▶ INFORMATION SHOWN:
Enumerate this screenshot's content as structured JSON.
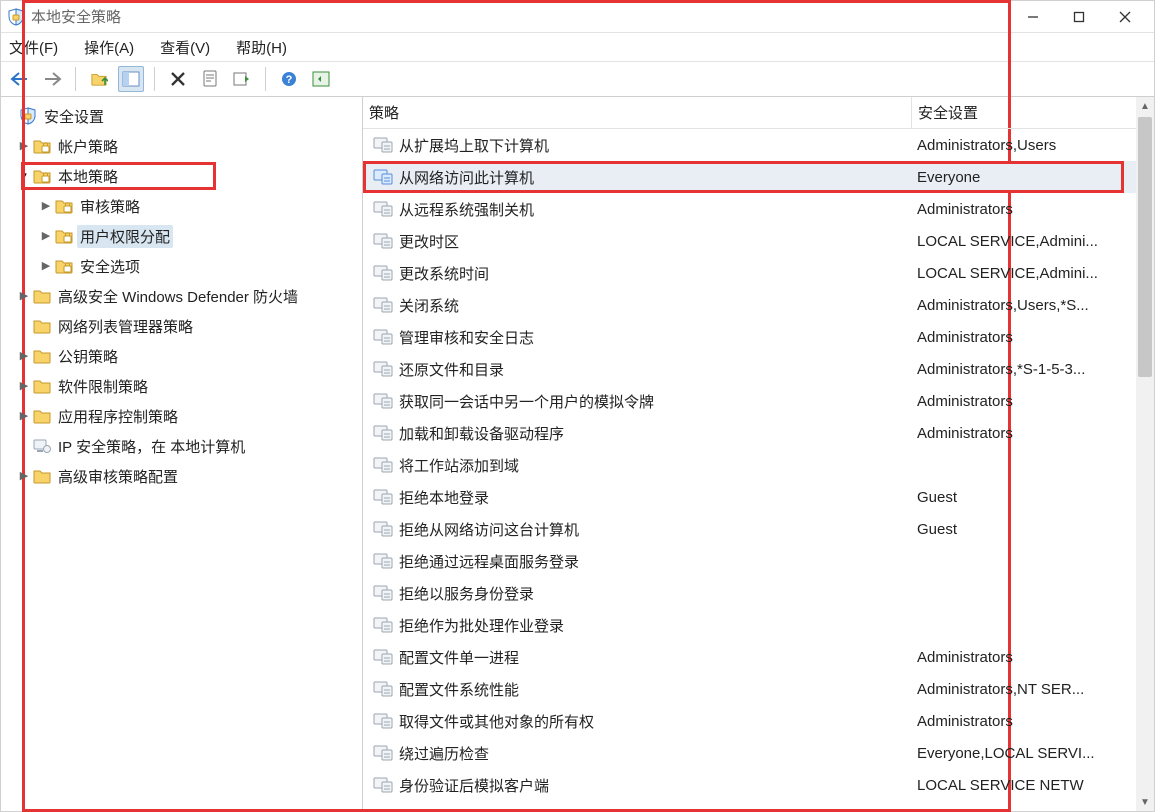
{
  "window": {
    "title": "本地安全策略"
  },
  "menu": {
    "file": "文件(F)",
    "action": "操作(A)",
    "view": "查看(V)",
    "help": "帮助(H)"
  },
  "tree": {
    "root": "安全设置",
    "account_policy": "帐户策略",
    "local_policy": "本地策略",
    "audit_policy": "审核策略",
    "user_rights": "用户权限分配",
    "security_options": "安全选项",
    "defender_fw": "高级安全 Windows Defender 防火墙",
    "net_list_mgr": "网络列表管理器策略",
    "pk_policy": "公钥策略",
    "sw_restrict": "软件限制策略",
    "app_control": "应用程序控制策略",
    "ip_sec": "IP 安全策略，在 本地计算机",
    "adv_audit": "高级审核策略配置"
  },
  "list": {
    "header_policy": "策略",
    "header_setting": "安全设置",
    "rows": [
      {
        "policy": "从扩展坞上取下计算机",
        "setting": "Administrators,Users"
      },
      {
        "policy": "从网络访问此计算机",
        "setting": "Everyone",
        "selected": true,
        "highlighted": true
      },
      {
        "policy": "从远程系统强制关机",
        "setting": "Administrators"
      },
      {
        "policy": "更改时区",
        "setting": "LOCAL SERVICE,Admini..."
      },
      {
        "policy": "更改系统时间",
        "setting": "LOCAL SERVICE,Admini..."
      },
      {
        "policy": "关闭系统",
        "setting": "Administrators,Users,*S..."
      },
      {
        "policy": "管理审核和安全日志",
        "setting": "Administrators"
      },
      {
        "policy": "还原文件和目录",
        "setting": "Administrators,*S-1-5-3..."
      },
      {
        "policy": "获取同一会话中另一个用户的模拟令牌",
        "setting": "Administrators"
      },
      {
        "policy": "加载和卸载设备驱动程序",
        "setting": "Administrators"
      },
      {
        "policy": "将工作站添加到域",
        "setting": ""
      },
      {
        "policy": "拒绝本地登录",
        "setting": "Guest"
      },
      {
        "policy": "拒绝从网络访问这台计算机",
        "setting": "Guest"
      },
      {
        "policy": "拒绝通过远程桌面服务登录",
        "setting": ""
      },
      {
        "policy": "拒绝以服务身份登录",
        "setting": ""
      },
      {
        "policy": "拒绝作为批处理作业登录",
        "setting": ""
      },
      {
        "policy": "配置文件单一进程",
        "setting": "Administrators"
      },
      {
        "policy": "配置文件系统性能",
        "setting": "Administrators,NT SER..."
      },
      {
        "policy": "取得文件或其他对象的所有权",
        "setting": "Administrators"
      },
      {
        "policy": "绕过遍历检查",
        "setting": "Everyone,LOCAL SERVI..."
      },
      {
        "policy": "身份验证后模拟客户端",
        "setting": "LOCAL SERVICE NETW"
      }
    ]
  }
}
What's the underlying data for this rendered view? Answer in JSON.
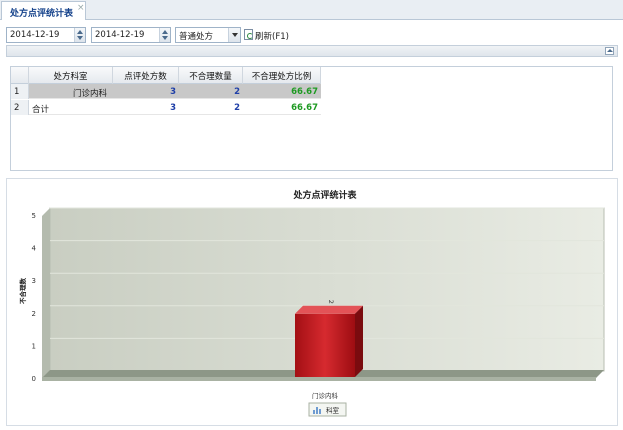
{
  "tab": {
    "title": "处方点评统计表",
    "close": "×"
  },
  "toolbar": {
    "start_date": "2014-12-19",
    "end_date": "2014-12-19",
    "prescription_type": "普通处方",
    "refresh_label": "刷新(F1)"
  },
  "grid": {
    "headers": [
      "处方科室",
      "点评处方数",
      "不合理数量",
      "不合理处方比例"
    ],
    "rows": [
      {
        "num": "1",
        "dept": "门诊内科",
        "reviewed": "3",
        "unreasonable": "2",
        "ratio": "66.67"
      },
      {
        "num": "2",
        "dept": "合计",
        "reviewed": "3",
        "unreasonable": "2",
        "ratio": "66.67"
      }
    ]
  },
  "chart_data": {
    "type": "bar",
    "title": "处方点评统计表",
    "ylabel": "不合理数",
    "xlabel": "",
    "categories": [
      "门诊内科"
    ],
    "series": [
      {
        "name": "科室",
        "values": [
          2
        ]
      }
    ],
    "ylim": [
      0,
      5
    ],
    "yticks": [
      "0",
      "1",
      "2",
      "3",
      "4",
      "5"
    ],
    "data_labels": [
      "2"
    ],
    "legend": "bottom-center",
    "colors": {
      "bar": "#c0141b",
      "bar_top": "#e35357",
      "bar_side": "#7a0b0f",
      "wall": "#d2d6cc",
      "floor": "#8d9787"
    }
  }
}
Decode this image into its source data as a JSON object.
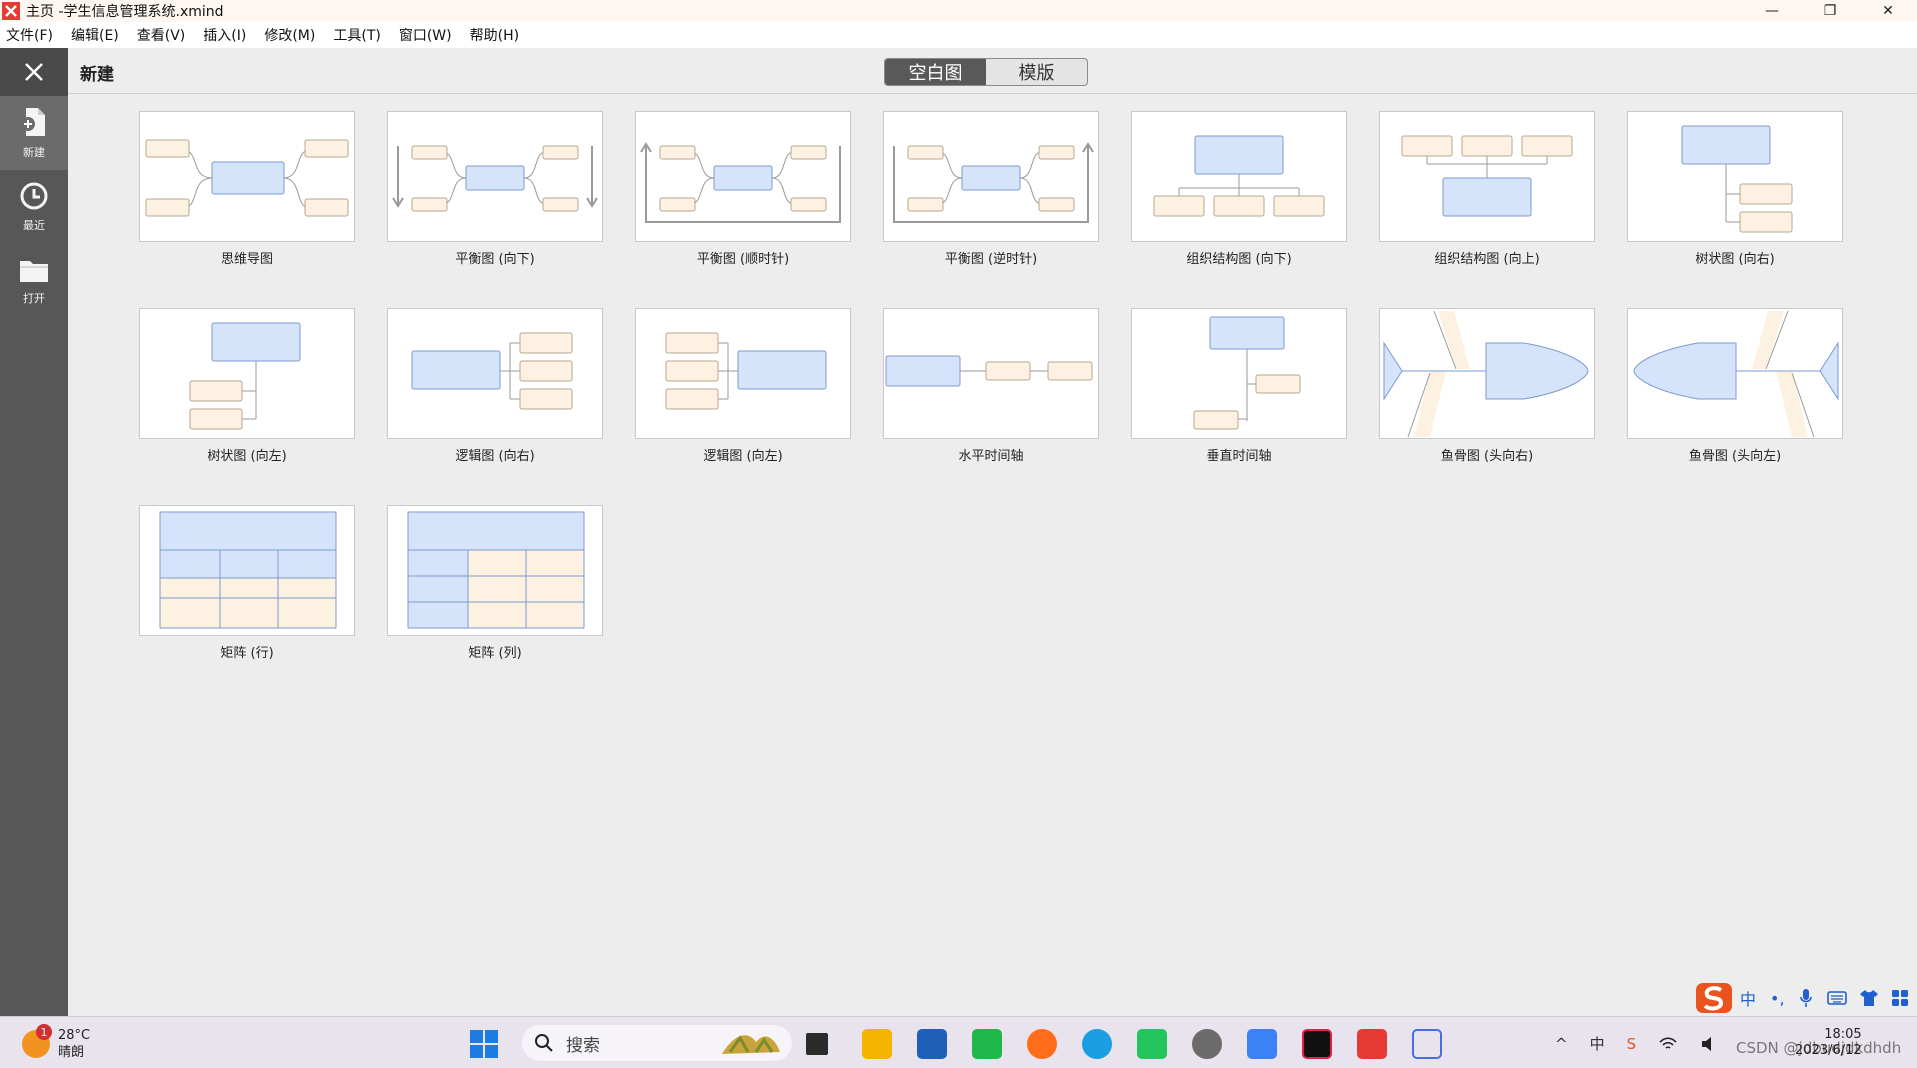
{
  "window": {
    "title": "主页 -学生信息管理系统.xmind",
    "minimize_label": "—",
    "restore_label": "❐",
    "close_label": "✕"
  },
  "menu": [
    "文件(F)",
    "编辑(E)",
    "查看(V)",
    "插入(I)",
    "修改(M)",
    "工具(T)",
    "窗口(W)",
    "帮助(H)"
  ],
  "sidebar": {
    "items": [
      {
        "label": "新建",
        "icon": "new-file-icon",
        "active": true
      },
      {
        "label": "最近",
        "icon": "clock-icon",
        "active": false
      },
      {
        "label": "打开",
        "icon": "folder-icon",
        "active": false
      }
    ]
  },
  "header": {
    "title": "新建",
    "segments": [
      "空白图",
      "模版"
    ],
    "active_segment": 0
  },
  "templates": [
    {
      "label": "思维导图",
      "kind": "mindmap"
    },
    {
      "label": "平衡图 (向下)",
      "kind": "balance-down"
    },
    {
      "label": "平衡图 (顺时针)",
      "kind": "balance-cw"
    },
    {
      "label": "平衡图 (逆时针)",
      "kind": "balance-ccw"
    },
    {
      "label": "组织结构图 (向下)",
      "kind": "org-down"
    },
    {
      "label": "组织结构图 (向上)",
      "kind": "org-up"
    },
    {
      "label": "树状图 (向右)",
      "kind": "tree-right"
    },
    {
      "label": "树状图 (向左)",
      "kind": "tree-left"
    },
    {
      "label": "逻辑图 (向右)",
      "kind": "logic-right"
    },
    {
      "label": "逻辑图 (向左)",
      "kind": "logic-left"
    },
    {
      "label": "水平时间轴",
      "kind": "timeline-h"
    },
    {
      "label": "垂直时间轴",
      "kind": "timeline-v"
    },
    {
      "label": "鱼骨图 (头向右)",
      "kind": "fish-right"
    },
    {
      "label": "鱼骨图 (头向左)",
      "kind": "fish-left"
    },
    {
      "label": "矩阵 (行)",
      "kind": "matrix-row"
    },
    {
      "label": "矩阵 (列)",
      "kind": "matrix-col"
    }
  ],
  "colors": {
    "main_topic_fill": "#d5e4fb",
    "main_topic_stroke": "#7d9ad0",
    "sub_topic_fill": "#fdf1e2",
    "sub_topic_stroke": "#b9a791",
    "line": "#9a9a9a"
  },
  "ime": {
    "items": [
      "S",
      "中",
      "•,",
      "mic-icon",
      "keyboard-icon",
      "shirt-icon",
      "grid-icon"
    ]
  },
  "taskbar": {
    "weather_temp": "28°C",
    "weather_desc": "晴朗",
    "weather_badge": "1",
    "search_placeholder": "搜索",
    "clock_time": "18:05",
    "clock_date": "2023/6/12",
    "watermark": "CSDN @jdbudjdkdhdh",
    "tray": [
      "^",
      "中",
      "S",
      "wifi-icon",
      "speaker-icon",
      "battery-icon"
    ]
  }
}
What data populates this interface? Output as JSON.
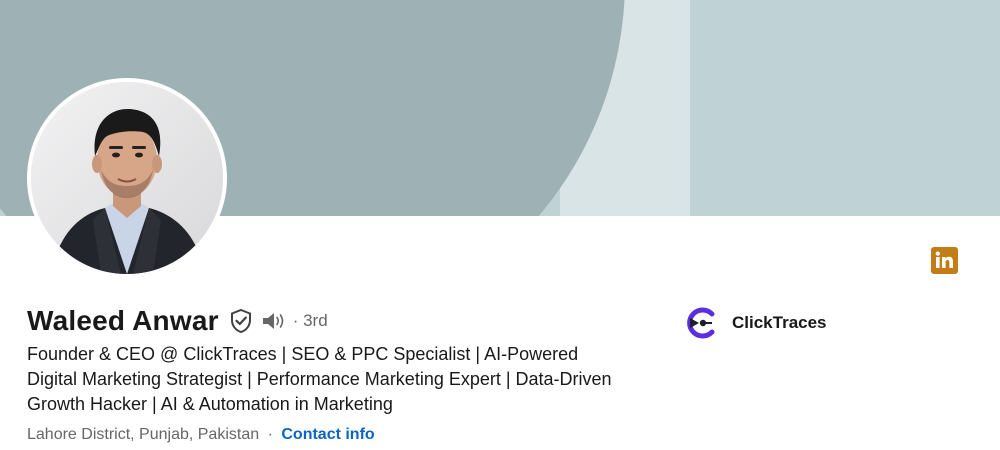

▶ REQUIRED TASK:
Set down all the entries exactly as they appear, but skip any pictures.

▶ THE RESULT:
Enumerate this screenshot's content as structured JSON.
{
  "window": {
    "title": "本地安全策略"
  },
  "menu": {
    "file": "文件(F)",
    "action": "操作(A)",
    "view": "查看(V)",
    "help": "帮助(H)"
  },
  "tree": {
    "root": "安全设置",
    "account_policy": "帐户策略",
    "local_policy": "本地策略",
    "audit_policy": "审核策略",
    "user_rights": "用户权限分配",
    "security_options": "安全选项",
    "defender_fw": "高级安全 Windows Defender 防火墙",
    "net_list_mgr": "网络列表管理器策略",
    "pk_policy": "公钥策略",
    "sw_restrict": "软件限制策略",
    "app_control": "应用程序控制策略",
    "ip_sec": "IP 安全策略，在 本地计算机",
    "adv_audit": "高级审核策略配置"
  },
  "list": {
    "header_policy": "策略",
    "header_setting": "安全设置",
    "rows": [
      {
        "policy": "从扩展坞上取下计算机",
        "setting": "Administrators,Users"
      },
      {
        "policy": "从网络访问此计算机",
        "setting": "Everyone",
        "selected": true,
        "highlighted": true
      },
      {
        "policy": "从远程系统强制关机",
        "setting": "Administrators"
      },
      {
        "policy": "更改时区",
        "setting": "LOCAL SERVICE,Admini..."
      },
      {
        "policy": "更改系统时间",
        "setting": "LOCAL SERVICE,Admini..."
      },
      {
        "policy": "关闭系统",
        "setting": "Administrators,Users,*S..."
      },
      {
        "policy": "管理审核和安全日志",
        "setting": "Administrators"
      },
      {
        "policy": "还原文件和目录",
        "setting": "Administrators,*S-1-5-3..."
      },
      {
        "policy": "获取同一会话中另一个用户的模拟令牌",
        "setting": "Administrators"
      },
      {
        "policy": "加载和卸载设备驱动程序",
        "setting": "Administrators"
      },
      {
        "policy": "将工作站添加到域",
        "setting": ""
      },
      {
        "policy": "拒绝本地登录",
        "setting": "Guest"
      },
      {
        "policy": "拒绝从网络访问这台计算机",
        "setting": "Guest"
      },
      {
        "policy": "拒绝通过远程桌面服务登录",
        "setting": ""
      },
      {
        "policy": "拒绝以服务身份登录",
        "setting": ""
      },
      {
        "policy": "拒绝作为批处理作业登录",
        "setting": ""
      },
      {
        "policy": "配置文件单一进程",
        "setting": "Administrators"
      },
      {
        "policy": "配置文件系统性能",
        "setting": "Administrators,NT SER..."
      },
      {
        "policy": "取得文件或其他对象的所有权",
        "setting": "Administrators"
      },
      {
        "policy": "绕过遍历检查",
        "setting": "Everyone,LOCAL SERVI..."
      },
      {
        "policy": "身份验证后模拟客户端",
        "setting": "LOCAL SERVICE NETW"
      }
    ]
  }
}
What's the underlying data for this rendered view? Answer in JSON.
{
  "tab": {
    "title": "处方点评统计表",
    "close": "×"
  },
  "toolbar": {
    "start_date": "2014-12-19",
    "end_date": "2014-12-19",
    "prescription_type": "普通处方",
    "refresh_label": "刷新(F1)"
  },
  "grid": {
    "headers": [
      "处方科室",
      "点评处方数",
      "不合理数量",
      "不合理处方比例"
    ],
    "rows": [
      {
        "num": "1",
        "dept": "门诊内科",
        "reviewed": "3",
        "unreasonable": "2",
        "ratio": "66.67"
      },
      {
        "num": "2",
        "dept": "合计",
        "reviewed": "3",
        "unreasonable": "2",
        "ratio": "66.67"
      }
    ]
  },
  "chart_data": {
    "type": "bar",
    "title": "处方点评统计表",
    "ylabel": "不合理数",
    "xlabel": "",
    "categories": [
      "门诊内科"
    ],
    "series": [
      {
        "name": "科室",
        "values": [
          2
        ]
      }
    ],
    "ylim": [
      0,
      5
    ],
    "yticks": [
      "0",
      "1",
      "2",
      "3",
      "4",
      "5"
    ],
    "data_labels": [
      "2"
    ],
    "legend": "bottom-center",
    "colors": {
      "bar": "#c0141b",
      "bar_top": "#e35357",
      "bar_side": "#7a0b0f",
      "wall": "#d2d6cc",
      "floor": "#8d9787"
    }
  }
}
Decode this image into its source data as a JSON object.
{
  "window": {
    "title": "主页 -学生信息管理系统.xmind",
    "minimize_label": "—",
    "restore_label": "❐",
    "close_label": "✕"
  },
  "menu": [
    "文件(F)",
    "编辑(E)",
    "查看(V)",
    "插入(I)",
    "修改(M)",
    "工具(T)",
    "窗口(W)",
    "帮助(H)"
  ],
  "sidebar": {
    "items": [
      {
        "label": "新建",
        "icon": "new-file-icon",
        "active": true
      },
      {
        "label": "最近",
        "icon": "clock-icon",
        "active": false
      },
      {
        "label": "打开",
        "icon": "folder-icon",
        "active": false
      }
    ]
  },
  "header": {
    "title": "新建",
    "segments": [
      "空白图",
      "模版"
    ],
    "active_segment": 0
  },
  "templates": [
    {
      "label": "思维导图",
      "kind": "mindmap"
    },
    {
      "label": "平衡图 (向下)",
      "kind": "balance-down"
    },
    {
      "label": "平衡图 (顺时针)",
      "kind": "balance-cw"
    },
    {
      "label": "平衡图 (逆时针)",
      "kind": "balance-ccw"
    },
    {
      "label": "组织结构图 (向下)",
      "kind": "org-down"
    },
    {
      "label": "组织结构图 (向上)",
      "kind": "org-up"
    },
    {
      "label": "树状图 (向右)",
      "kind": "tree-right"
    },
    {
      "label": "树状图 (向左)",
      "kind": "tree-left"
    },
    {
      "label": "逻辑图 (向右)",
      "kind": "logic-right"
    },
    {
      "label": "逻辑图 (向左)",
      "kind": "logic-left"
    },
    {
      "label": "水平时间轴",
      "kind": "timeline-h"
    },
    {
      "label": "垂直时间轴",
      "kind": "timeline-v"
    },
    {
      "label": "鱼骨图 (头向右)",
      "kind": "fish-right"
    },
    {
      "label": "鱼骨图 (头向左)",
      "kind": "fish-left"
    },
    {
      "label": "矩阵 (行)",
      "kind": "matrix-row"
    },
    {
      "label": "矩阵 (列)",
      "kind": "matrix-col"
    }
  ],
  "colors": {
    "main_topic_fill": "#d5e4fb",
    "main_topic_stroke": "#7d9ad0",
    "sub_topic_fill": "#fdf1e2",
    "sub_topic_stroke": "#b9a791",
    "line": "#9a9a9a"
  },
  "ime": {
    "items": [
      "S",
      "中",
      "•,",
      "mic-icon",
      "keyboard-icon",
      "shirt-icon",
      "grid-icon"
    ]
  },
  "taskbar": {
    "weather_temp": "28°C",
    "weather_desc": "晴朗",
    "weather_badge": "1",
    "search_placeholder": "搜索",
    "clock_time": "18:05",
    "clock_date": "2023/6/12",
    "watermark": "CSDN @jdbudjdkdhdh",
    "tray": [
      "^",
      "中",
      "S",
      "wifi-icon",
      "speaker-icon",
      "battery-icon"
    ]
  }
}
What data populates this interface? Output as JSON.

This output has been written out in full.